# Start of Dataset excerpts
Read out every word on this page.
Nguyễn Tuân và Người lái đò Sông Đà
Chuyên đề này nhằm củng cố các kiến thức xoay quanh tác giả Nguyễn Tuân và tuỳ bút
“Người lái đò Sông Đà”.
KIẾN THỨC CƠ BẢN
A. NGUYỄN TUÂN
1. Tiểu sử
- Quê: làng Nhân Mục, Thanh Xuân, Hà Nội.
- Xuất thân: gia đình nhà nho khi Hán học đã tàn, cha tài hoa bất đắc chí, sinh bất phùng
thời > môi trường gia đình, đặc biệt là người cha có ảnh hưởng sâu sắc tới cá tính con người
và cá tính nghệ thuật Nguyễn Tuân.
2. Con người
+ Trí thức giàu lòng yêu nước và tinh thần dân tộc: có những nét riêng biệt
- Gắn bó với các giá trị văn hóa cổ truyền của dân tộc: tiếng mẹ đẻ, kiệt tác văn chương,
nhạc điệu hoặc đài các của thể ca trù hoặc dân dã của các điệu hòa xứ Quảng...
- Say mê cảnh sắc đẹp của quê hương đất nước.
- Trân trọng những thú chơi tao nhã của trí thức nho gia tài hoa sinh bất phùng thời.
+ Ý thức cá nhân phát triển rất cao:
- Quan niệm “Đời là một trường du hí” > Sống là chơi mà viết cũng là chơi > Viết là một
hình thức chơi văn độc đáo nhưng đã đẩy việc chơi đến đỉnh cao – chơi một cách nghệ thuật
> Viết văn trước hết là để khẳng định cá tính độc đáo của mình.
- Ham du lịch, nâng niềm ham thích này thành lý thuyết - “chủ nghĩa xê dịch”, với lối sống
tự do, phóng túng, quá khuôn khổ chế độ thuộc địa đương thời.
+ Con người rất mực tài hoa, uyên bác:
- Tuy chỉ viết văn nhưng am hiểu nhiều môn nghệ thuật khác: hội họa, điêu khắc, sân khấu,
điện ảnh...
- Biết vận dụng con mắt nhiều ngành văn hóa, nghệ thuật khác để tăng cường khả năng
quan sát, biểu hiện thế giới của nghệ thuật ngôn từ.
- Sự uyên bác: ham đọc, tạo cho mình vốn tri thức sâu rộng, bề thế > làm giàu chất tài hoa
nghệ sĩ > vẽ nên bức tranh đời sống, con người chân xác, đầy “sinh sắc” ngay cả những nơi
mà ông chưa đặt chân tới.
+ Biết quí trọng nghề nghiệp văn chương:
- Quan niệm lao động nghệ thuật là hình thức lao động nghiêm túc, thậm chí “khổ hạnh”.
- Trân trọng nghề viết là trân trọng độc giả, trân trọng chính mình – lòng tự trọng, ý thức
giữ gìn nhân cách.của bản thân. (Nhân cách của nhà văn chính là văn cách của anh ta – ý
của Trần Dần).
# End of Dataset excerpts
#### [Written task]
Lines of the material that contain the word "chân" are to be gathered.

#### [Solution]
nghệ sĩ > vẽ nên bức tranh đời sống, con người chân xác, đầy “sinh sắc” ngay cả những nơi
mà ông chưa đặt chân tới.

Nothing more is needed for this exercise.